Where the string "grid" occurs in the material below, report the whole line.

### Records ###

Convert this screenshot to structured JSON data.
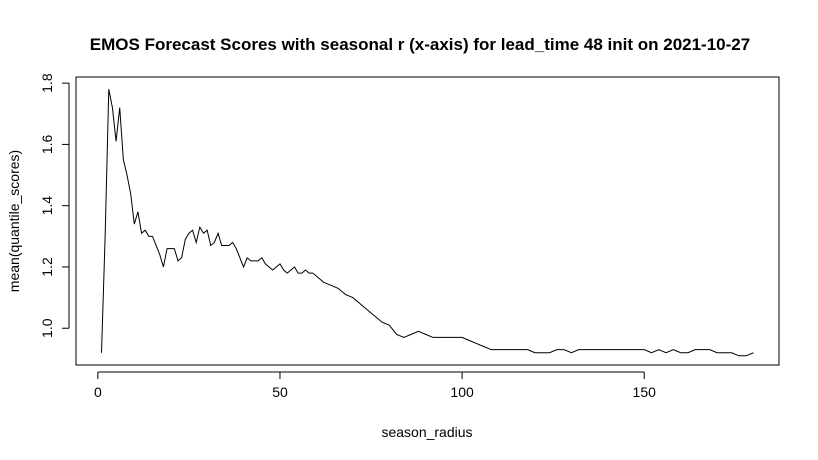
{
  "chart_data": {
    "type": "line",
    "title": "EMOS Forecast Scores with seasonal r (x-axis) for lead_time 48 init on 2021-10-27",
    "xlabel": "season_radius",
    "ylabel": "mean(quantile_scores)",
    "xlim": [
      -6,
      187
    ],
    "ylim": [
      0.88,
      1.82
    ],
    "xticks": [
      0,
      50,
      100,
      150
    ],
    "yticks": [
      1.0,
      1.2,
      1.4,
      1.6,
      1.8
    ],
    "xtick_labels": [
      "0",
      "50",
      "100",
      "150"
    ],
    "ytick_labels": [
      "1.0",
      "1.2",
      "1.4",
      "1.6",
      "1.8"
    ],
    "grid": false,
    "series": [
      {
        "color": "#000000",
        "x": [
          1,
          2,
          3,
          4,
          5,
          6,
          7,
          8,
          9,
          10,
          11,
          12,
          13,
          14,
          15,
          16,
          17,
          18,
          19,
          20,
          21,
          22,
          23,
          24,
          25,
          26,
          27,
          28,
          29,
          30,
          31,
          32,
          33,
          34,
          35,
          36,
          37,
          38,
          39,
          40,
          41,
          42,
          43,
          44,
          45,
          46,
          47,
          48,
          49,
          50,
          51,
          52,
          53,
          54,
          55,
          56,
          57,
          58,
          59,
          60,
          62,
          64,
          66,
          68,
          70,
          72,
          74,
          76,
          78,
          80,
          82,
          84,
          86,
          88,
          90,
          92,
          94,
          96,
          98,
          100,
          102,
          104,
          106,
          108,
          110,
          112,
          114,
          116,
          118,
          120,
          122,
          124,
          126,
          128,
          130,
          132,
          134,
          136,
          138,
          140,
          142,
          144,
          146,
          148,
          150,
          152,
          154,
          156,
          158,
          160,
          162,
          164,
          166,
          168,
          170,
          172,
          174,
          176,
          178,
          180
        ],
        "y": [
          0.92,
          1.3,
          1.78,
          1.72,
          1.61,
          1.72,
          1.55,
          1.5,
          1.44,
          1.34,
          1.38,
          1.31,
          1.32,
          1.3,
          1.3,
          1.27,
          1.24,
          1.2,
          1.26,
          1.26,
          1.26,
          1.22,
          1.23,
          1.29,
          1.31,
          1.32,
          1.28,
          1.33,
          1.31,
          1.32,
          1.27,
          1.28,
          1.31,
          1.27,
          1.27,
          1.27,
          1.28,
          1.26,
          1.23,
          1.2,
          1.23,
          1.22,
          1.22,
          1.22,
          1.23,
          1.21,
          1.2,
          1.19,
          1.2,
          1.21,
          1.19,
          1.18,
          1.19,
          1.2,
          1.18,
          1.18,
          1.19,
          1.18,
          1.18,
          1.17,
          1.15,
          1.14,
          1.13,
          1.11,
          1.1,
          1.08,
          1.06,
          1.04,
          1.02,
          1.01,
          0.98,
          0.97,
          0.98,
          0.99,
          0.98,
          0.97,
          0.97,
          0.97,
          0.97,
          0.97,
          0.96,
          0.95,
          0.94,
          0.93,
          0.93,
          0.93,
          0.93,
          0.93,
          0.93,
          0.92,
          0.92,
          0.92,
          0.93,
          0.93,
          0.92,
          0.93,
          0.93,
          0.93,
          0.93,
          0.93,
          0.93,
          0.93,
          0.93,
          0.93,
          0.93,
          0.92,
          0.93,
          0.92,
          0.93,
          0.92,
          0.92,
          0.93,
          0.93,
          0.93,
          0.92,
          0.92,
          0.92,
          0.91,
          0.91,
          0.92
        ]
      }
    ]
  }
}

###
### Records ###

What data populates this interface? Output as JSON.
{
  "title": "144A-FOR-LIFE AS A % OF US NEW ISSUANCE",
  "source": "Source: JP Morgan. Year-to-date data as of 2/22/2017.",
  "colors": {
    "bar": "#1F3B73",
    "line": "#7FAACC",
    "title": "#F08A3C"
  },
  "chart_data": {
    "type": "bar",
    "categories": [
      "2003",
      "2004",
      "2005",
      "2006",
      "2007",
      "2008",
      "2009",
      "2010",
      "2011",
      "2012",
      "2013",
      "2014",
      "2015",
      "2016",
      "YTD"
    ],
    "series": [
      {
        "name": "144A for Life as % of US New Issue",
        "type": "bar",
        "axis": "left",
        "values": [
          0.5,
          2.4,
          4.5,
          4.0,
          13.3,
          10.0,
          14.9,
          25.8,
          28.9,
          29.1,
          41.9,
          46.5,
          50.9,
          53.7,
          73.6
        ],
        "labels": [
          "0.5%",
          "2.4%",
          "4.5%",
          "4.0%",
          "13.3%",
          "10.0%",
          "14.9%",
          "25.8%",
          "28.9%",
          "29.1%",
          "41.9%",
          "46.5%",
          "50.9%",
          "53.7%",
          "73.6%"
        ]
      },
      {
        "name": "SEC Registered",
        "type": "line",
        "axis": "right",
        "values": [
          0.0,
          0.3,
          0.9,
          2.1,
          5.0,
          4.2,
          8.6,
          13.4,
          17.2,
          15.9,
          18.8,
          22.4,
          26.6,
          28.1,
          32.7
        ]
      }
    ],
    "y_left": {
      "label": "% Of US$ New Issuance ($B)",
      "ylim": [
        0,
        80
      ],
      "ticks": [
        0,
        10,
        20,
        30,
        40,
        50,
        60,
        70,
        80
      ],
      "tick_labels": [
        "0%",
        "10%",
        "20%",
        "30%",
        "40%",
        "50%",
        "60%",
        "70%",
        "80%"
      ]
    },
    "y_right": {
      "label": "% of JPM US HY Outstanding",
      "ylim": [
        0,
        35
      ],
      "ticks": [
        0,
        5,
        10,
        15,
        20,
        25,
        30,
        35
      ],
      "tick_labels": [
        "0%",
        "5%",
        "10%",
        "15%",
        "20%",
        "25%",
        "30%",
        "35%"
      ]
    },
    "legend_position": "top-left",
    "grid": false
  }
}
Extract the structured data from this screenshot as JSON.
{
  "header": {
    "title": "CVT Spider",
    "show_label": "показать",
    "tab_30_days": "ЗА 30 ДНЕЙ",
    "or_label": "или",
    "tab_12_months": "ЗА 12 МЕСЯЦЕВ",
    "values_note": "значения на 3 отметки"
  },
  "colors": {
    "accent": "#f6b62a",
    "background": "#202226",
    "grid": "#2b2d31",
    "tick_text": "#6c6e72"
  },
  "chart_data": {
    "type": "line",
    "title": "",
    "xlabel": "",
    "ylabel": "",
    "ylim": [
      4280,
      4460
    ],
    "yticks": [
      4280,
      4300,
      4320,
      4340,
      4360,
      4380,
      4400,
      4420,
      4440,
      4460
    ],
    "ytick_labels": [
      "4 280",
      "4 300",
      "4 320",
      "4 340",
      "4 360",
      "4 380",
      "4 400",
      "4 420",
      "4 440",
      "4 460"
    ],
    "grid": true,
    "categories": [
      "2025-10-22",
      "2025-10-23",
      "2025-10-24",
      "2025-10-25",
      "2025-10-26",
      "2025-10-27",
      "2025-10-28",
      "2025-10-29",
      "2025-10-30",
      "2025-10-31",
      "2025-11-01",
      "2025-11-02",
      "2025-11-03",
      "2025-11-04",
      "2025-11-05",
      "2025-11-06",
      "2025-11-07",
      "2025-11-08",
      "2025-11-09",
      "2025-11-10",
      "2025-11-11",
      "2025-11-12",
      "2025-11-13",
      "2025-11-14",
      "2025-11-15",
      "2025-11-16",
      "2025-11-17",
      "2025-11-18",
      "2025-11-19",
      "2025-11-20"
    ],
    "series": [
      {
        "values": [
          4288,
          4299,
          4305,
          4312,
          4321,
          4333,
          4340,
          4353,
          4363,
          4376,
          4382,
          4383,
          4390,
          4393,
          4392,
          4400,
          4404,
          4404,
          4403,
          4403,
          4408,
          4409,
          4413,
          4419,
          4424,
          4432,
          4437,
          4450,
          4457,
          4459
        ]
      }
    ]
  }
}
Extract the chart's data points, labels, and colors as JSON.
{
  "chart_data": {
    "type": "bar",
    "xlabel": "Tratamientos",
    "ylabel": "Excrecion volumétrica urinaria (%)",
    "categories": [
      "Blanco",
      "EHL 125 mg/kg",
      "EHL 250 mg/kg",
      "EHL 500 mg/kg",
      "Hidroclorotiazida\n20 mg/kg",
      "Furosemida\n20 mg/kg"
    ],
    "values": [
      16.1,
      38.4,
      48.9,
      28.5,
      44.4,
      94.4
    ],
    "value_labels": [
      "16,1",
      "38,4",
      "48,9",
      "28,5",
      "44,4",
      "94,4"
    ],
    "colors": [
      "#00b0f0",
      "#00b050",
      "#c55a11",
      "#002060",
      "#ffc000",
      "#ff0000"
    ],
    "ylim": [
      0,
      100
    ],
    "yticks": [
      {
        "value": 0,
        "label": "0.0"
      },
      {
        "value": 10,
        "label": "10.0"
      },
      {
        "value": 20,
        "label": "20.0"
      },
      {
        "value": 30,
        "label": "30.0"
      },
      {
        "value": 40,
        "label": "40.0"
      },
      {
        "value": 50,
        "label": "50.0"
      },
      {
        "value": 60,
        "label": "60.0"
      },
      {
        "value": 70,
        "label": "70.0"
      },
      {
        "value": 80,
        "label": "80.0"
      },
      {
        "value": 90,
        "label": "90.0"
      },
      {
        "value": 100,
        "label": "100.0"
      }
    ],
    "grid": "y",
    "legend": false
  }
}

###

_Correct answer_
    "grid": false,
    "grid": false
    "grid": "#2b2d31",
    "grid": true,
    "grid": "y",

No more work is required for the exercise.